Gathatoulie

And of these shall I speak to those eager, That quality of wisdom that all the wise wish And call creative qualities And good creation of the mind The all-powerful truth Truly and that more & better ways are discovered Towards perfection --Zarathustra.

Sunday, September 12, 2010

ok

"We're sorry things didn't work out.
But don't give up hope…" --Staff Robot, OKCupid

"Eighty percent of new products fail - as is appropriate,
considering the general ineptitude governing their conception and
marketing." --http://www.suck.com/daily/96/02/14/

"The tragedy of OK Soda, though, wasn't that it didn't resonate,
but that it resonated too well. It was too perfect. " -- ibid.

neitzschian time

"And mankind reckons time from the dies nefastus when this fatality
befell--from the first day of Christianity!--Why not rather from its
last?--From today?--The transvaluation of all values! ..."
--Nietzsche, "The Antichrist" (end), http://www.fns.org.uk/ac.htm

yet another effort

"If, for the vainglory of establishing your principles outside your
country, you neglect to care for your own felicity at home, despotism,
which is no more than asleep, will awake, you will be rent by
intestine disorder, you will have exhausted your monies and your
soldiers, and all that, all that to return to kiss the manacles, that
the tyrants, who will have subjugated you during your absence, will
impose upon you; all you desire may be wrought without leaving your
home: let other people observe you happy, and they will rush to
happiness by the same road you have traced for them." -- de Sade

Friday, September 10, 2010

reduced to vandalism

Video games and web pages such as Chatroulette.com, Facebook.com, and
Youtube.com all provide the end user a different experience in their
attempt to cure boredom.[22] *The unfortunate irony is that many of
these sites are themselves fairly boring.*
-- http://en.wikipedia.org/w/index.php?title=Boredom

(My thoughtful comment was reverted seconds after I made it. Damn them!)

= Directive 1 =
According to the blog page, which work by Nietzsche is the quotation about reckoning time taken from?
= Directive 2 =
Copy the rows starting at the line that contains "UI element localization: list" and ending at the line that contains "x-tick-label-2023: 2023 [898,369,945,392]", replacing "Uppsala län" with "Uppsala County" and keeping everything else the same. Give only those lines.
The rows have no connection to the blog page.

= Provided information =
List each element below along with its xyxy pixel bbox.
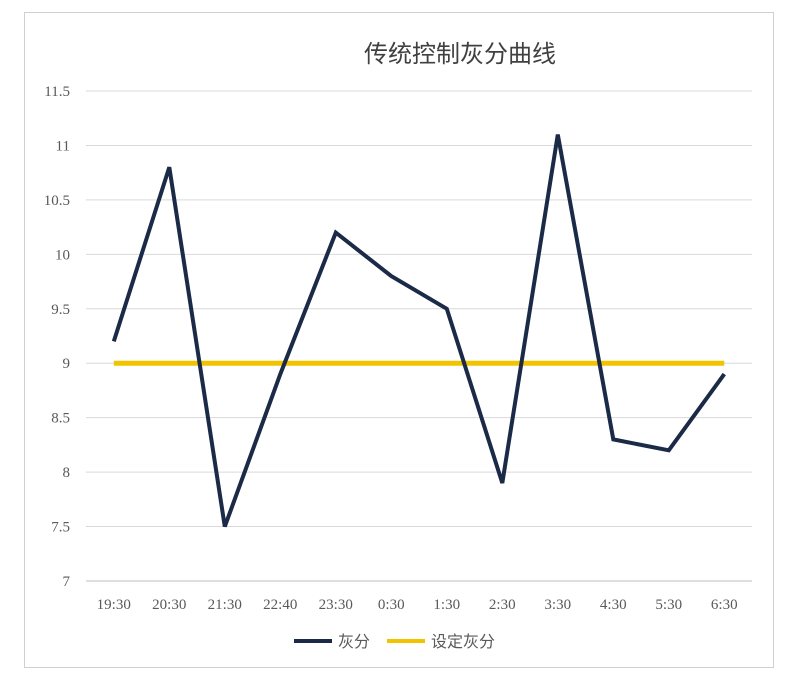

* * *

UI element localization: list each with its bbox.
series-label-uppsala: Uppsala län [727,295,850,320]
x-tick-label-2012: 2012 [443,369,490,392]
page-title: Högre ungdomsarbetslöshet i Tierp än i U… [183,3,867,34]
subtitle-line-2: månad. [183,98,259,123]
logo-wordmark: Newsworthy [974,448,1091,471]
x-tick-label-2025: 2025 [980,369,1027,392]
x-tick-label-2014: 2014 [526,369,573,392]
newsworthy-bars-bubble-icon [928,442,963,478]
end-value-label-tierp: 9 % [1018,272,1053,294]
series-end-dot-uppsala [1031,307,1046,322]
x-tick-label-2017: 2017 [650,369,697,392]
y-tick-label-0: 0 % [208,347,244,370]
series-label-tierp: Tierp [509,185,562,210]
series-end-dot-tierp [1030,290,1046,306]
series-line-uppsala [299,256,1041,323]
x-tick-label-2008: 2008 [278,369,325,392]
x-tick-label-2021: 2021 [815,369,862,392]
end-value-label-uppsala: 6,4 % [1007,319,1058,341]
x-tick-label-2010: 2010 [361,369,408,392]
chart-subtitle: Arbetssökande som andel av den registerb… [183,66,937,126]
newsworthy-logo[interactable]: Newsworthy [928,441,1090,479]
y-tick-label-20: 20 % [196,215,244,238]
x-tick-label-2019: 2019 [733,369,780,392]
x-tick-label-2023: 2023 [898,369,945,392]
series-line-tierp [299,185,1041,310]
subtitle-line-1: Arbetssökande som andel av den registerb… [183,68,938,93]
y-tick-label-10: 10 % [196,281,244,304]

= Solution 1 =
"The Antichrist"

= Solution 2 =
UI element localization: list each with its bbox.
series-label-uppsala: Uppsala County [727,295,850,320]
x-tick-label-2012: 2012 [443,369,490,392]
page-title: Högre ungdomsarbetslöshet i Tierp än i U… [183,3,867,34]
subtitle-line-2: månad. [183,98,259,123]
logo-wordmark: Newsworthy [974,448,1091,471]
x-tick-label-2025: 2025 [980,369,1027,392]
x-tick-label-2014: 2014 [526,369,573,392]
newsworthy-bars-bubble-icon [928,442,963,478]
end-value-label-tierp: 9 % [1018,272,1053,294]
series-end-dot-uppsala [1031,307,1046,322]
x-tick-label-2017: 2017 [650,369,697,392]
y-tick-label-0: 0 % [208,347,244,370]
series-label-tierp: Tierp [509,185,562,210]
series-end-dot-tierp [1030,290,1046,306]
series-line-uppsala [299,256,1041,323]
x-tick-label-2008: 2008 [278,369,325,392]
x-tick-label-2021: 2021 [815,369,862,392]
end-value-label-uppsala: 6,4 % [1007,319,1058,341]
x-tick-label-2010: 2010 [361,369,408,392]
chart-subtitle: Arbetssökande som andel av den registerb… [183,66,937,126]
newsworthy-logo[interactable]: Newsworthy [928,441,1090,479]
y-tick-label-20: 20 % [196,215,244,238]
x-tick-label-2019: 2019 [733,369,780,392]
x-tick-label-2023: 2023 [898,369,945,392]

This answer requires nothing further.